[Collected data entries]
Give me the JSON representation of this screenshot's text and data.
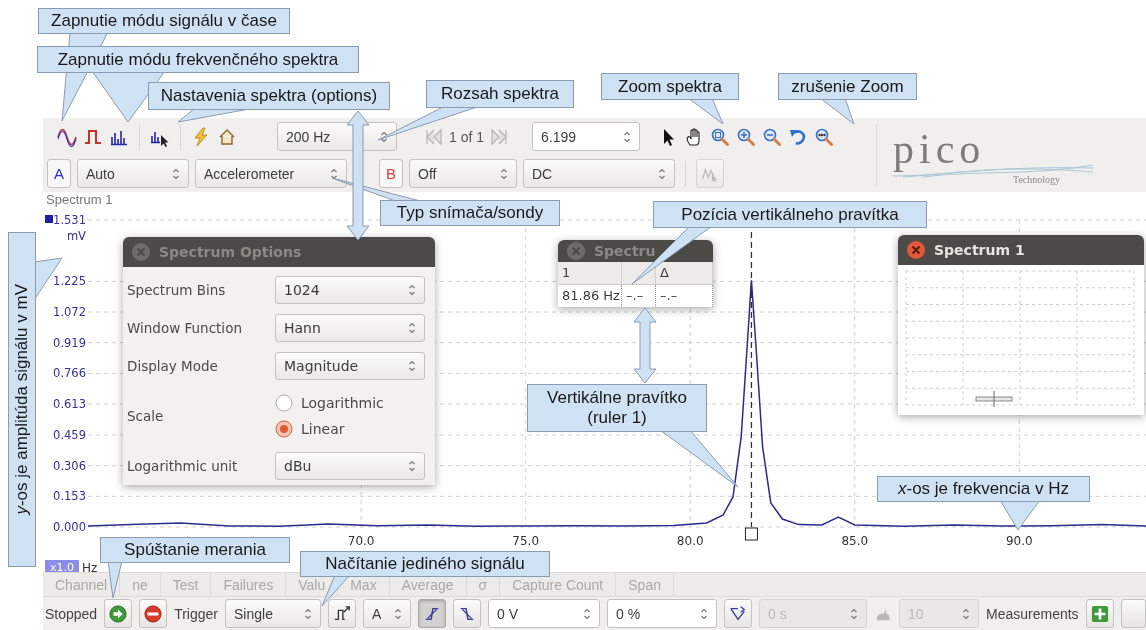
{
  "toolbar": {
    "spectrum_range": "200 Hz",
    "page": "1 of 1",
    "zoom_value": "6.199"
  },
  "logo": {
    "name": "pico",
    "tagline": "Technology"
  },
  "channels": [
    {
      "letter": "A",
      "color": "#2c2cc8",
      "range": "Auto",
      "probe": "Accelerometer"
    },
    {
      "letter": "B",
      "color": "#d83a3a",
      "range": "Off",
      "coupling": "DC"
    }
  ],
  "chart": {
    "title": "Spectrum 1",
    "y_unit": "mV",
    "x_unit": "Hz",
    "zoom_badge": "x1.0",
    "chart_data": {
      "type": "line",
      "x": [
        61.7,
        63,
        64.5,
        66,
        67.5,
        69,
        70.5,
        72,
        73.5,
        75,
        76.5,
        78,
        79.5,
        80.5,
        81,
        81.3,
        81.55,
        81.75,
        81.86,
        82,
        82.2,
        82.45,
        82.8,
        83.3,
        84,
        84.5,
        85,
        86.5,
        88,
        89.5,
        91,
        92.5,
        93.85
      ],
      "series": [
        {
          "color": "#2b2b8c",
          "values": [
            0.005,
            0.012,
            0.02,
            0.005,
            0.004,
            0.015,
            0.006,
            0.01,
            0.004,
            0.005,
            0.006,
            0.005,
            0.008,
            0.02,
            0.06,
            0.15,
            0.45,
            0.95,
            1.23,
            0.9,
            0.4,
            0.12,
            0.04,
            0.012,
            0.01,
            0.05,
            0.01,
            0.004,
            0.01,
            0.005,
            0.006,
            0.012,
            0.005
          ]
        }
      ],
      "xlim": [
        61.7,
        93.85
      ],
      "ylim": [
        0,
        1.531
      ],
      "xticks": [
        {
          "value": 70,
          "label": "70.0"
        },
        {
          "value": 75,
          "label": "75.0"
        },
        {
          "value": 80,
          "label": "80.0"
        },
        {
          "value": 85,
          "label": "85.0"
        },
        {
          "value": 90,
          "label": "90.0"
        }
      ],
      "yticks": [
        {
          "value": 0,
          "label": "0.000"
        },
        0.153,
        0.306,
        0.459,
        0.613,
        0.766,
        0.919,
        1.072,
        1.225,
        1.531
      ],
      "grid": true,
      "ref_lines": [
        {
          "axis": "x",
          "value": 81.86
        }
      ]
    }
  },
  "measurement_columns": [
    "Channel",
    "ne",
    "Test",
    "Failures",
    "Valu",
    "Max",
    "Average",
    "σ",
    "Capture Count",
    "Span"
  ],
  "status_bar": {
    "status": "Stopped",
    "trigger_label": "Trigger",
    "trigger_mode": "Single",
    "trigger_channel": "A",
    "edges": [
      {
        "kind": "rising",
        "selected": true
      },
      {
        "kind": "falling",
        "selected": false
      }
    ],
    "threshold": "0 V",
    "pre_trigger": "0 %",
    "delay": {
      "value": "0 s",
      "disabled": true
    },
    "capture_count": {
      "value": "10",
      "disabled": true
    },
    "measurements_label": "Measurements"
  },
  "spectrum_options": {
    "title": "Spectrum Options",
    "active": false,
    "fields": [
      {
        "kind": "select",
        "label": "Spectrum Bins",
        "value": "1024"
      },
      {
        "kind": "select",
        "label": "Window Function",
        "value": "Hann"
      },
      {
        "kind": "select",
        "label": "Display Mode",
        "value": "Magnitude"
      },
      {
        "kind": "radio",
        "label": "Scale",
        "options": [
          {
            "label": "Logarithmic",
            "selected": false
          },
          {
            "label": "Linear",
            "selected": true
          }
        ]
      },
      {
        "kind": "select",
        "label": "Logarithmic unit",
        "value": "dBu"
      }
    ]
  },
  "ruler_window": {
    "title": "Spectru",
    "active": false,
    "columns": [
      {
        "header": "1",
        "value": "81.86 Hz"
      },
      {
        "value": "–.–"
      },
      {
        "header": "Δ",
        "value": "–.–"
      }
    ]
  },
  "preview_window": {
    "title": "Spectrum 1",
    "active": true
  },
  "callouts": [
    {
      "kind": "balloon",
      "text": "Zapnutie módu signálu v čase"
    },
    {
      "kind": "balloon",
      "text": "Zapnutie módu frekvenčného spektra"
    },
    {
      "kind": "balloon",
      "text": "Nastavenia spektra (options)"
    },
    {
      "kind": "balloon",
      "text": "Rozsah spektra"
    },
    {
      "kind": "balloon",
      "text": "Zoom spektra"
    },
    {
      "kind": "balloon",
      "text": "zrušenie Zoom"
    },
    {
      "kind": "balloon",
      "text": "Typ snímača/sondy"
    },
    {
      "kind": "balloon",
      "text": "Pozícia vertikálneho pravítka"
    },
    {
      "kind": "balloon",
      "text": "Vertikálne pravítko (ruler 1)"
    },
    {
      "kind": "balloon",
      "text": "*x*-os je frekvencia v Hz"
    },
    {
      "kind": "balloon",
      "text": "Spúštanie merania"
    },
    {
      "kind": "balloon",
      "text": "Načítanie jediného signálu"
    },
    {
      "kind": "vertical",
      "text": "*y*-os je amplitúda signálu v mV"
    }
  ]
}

**Exercise details:** From the entries above, select each line containing the string "selected".

**Worked solution:**
        "selected": true
        "selected": false
            "selected": false
            "selected": true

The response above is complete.